**Exercise instructions**
Locate the string "this" in the listing below. Copy every line where it is found.

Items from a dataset

#####

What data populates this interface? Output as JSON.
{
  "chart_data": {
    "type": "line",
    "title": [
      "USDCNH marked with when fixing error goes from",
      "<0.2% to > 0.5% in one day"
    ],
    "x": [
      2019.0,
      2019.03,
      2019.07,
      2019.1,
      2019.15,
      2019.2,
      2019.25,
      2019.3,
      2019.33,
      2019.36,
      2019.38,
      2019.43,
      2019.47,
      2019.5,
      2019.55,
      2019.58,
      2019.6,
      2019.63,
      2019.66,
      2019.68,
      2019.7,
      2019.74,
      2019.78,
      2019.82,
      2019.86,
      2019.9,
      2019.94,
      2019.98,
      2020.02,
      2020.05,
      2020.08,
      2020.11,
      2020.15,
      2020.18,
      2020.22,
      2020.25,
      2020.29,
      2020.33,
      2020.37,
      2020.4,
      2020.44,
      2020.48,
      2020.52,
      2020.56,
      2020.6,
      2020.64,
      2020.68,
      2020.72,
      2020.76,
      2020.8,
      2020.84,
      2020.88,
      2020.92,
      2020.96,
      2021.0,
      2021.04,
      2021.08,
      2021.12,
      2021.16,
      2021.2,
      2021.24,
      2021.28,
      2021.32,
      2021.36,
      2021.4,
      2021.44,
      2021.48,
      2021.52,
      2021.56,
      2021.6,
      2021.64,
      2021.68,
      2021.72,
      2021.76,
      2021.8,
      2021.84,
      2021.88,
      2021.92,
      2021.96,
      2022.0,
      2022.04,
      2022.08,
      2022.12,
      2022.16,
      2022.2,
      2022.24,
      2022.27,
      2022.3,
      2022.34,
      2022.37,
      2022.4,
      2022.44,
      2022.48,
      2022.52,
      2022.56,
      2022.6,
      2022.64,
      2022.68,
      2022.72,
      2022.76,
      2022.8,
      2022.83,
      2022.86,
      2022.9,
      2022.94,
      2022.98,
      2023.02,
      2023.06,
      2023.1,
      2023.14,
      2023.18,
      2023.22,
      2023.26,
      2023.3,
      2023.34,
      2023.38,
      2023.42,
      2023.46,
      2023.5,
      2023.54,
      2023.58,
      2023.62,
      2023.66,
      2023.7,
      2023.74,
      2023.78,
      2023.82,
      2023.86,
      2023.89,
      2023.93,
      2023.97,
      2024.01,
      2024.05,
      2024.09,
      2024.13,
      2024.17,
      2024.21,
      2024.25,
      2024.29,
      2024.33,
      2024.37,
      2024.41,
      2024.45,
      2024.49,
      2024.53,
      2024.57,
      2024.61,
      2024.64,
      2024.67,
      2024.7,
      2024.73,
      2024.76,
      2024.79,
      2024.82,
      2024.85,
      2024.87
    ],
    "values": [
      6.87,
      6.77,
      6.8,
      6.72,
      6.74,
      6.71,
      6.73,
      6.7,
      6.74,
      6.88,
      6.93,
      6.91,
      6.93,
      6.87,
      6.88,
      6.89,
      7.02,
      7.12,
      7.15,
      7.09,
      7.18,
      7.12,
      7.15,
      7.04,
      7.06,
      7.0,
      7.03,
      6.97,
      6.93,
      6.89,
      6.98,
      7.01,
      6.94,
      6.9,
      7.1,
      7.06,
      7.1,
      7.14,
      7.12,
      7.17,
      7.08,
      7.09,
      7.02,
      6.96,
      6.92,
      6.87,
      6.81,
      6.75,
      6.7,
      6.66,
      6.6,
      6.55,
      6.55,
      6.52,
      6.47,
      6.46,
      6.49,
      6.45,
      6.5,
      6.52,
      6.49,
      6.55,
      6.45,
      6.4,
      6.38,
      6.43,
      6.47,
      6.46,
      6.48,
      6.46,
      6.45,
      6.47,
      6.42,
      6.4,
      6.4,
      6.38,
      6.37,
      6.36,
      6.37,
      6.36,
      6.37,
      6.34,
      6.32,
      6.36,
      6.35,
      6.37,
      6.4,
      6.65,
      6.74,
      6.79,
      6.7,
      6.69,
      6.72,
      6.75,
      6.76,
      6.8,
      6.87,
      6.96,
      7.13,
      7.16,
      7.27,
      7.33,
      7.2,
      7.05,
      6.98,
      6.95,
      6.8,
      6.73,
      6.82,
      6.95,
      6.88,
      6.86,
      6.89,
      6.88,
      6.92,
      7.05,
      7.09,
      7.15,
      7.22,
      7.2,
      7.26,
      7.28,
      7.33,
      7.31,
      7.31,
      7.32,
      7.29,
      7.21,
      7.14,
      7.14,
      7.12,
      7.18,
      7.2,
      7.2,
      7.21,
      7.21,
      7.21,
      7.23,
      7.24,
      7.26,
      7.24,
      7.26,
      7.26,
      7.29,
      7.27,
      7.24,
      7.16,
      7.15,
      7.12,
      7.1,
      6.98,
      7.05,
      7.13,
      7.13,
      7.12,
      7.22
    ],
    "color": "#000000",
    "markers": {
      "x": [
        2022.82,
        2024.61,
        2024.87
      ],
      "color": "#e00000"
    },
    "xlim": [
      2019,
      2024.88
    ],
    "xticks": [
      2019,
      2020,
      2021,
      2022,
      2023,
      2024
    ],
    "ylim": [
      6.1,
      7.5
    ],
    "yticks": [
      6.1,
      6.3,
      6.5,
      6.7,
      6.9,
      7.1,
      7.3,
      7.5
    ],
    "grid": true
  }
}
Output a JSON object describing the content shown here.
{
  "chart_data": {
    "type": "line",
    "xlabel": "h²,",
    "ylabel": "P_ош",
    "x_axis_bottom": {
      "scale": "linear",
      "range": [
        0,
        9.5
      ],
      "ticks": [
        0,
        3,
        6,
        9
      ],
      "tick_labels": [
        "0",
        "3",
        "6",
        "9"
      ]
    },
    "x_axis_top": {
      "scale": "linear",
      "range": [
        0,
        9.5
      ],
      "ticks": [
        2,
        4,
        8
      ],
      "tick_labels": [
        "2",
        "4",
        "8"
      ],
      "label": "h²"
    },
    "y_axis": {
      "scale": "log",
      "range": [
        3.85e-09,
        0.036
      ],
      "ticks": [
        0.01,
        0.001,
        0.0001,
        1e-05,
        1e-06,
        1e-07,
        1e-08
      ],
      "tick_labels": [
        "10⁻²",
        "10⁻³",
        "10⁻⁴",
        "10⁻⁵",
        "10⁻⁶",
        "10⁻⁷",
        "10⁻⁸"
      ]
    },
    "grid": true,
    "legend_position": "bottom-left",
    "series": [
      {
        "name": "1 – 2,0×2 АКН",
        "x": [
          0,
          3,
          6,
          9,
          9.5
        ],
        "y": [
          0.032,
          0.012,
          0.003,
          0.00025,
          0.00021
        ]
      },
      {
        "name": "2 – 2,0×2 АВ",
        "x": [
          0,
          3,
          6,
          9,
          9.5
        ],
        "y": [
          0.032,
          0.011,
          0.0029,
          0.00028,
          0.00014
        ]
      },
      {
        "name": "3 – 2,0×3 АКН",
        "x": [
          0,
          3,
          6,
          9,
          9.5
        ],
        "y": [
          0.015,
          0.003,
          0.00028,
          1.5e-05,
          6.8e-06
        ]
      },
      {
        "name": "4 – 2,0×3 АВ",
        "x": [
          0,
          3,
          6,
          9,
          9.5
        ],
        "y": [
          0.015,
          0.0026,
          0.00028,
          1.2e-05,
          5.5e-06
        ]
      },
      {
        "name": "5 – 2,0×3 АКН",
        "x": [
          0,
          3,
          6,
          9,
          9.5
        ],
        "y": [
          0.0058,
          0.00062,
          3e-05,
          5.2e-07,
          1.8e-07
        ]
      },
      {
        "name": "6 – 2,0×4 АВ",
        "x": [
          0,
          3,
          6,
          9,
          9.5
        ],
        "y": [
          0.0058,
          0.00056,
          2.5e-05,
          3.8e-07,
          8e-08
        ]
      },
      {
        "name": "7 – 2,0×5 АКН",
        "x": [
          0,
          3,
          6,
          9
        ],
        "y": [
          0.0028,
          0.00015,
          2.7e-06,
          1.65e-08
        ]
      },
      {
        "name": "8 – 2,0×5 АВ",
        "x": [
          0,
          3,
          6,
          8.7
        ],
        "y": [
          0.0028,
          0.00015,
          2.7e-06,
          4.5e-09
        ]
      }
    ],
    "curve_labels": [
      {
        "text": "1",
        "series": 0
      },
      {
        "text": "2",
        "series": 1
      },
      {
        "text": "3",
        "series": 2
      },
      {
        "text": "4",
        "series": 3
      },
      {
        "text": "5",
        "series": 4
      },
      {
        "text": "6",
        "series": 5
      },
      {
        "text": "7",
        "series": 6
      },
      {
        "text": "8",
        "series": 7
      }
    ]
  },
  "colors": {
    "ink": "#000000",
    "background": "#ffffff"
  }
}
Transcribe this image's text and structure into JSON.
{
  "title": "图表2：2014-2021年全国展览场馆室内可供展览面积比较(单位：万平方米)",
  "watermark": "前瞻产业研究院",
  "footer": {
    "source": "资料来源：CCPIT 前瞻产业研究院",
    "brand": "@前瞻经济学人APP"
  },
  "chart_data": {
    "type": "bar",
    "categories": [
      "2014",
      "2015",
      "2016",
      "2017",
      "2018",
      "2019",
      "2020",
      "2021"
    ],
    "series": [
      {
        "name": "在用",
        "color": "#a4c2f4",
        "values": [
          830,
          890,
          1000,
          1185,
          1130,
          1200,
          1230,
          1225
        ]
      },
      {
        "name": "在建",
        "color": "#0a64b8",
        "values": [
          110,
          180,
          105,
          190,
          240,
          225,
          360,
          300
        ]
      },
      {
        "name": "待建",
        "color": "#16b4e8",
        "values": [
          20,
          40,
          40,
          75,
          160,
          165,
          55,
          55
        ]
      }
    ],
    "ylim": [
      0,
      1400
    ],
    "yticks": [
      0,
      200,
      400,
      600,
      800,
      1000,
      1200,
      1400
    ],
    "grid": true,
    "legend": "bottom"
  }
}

#####

**The solution**
What data populates this interface? Output as JSON.
Transcribe this image's text and structure into JSON.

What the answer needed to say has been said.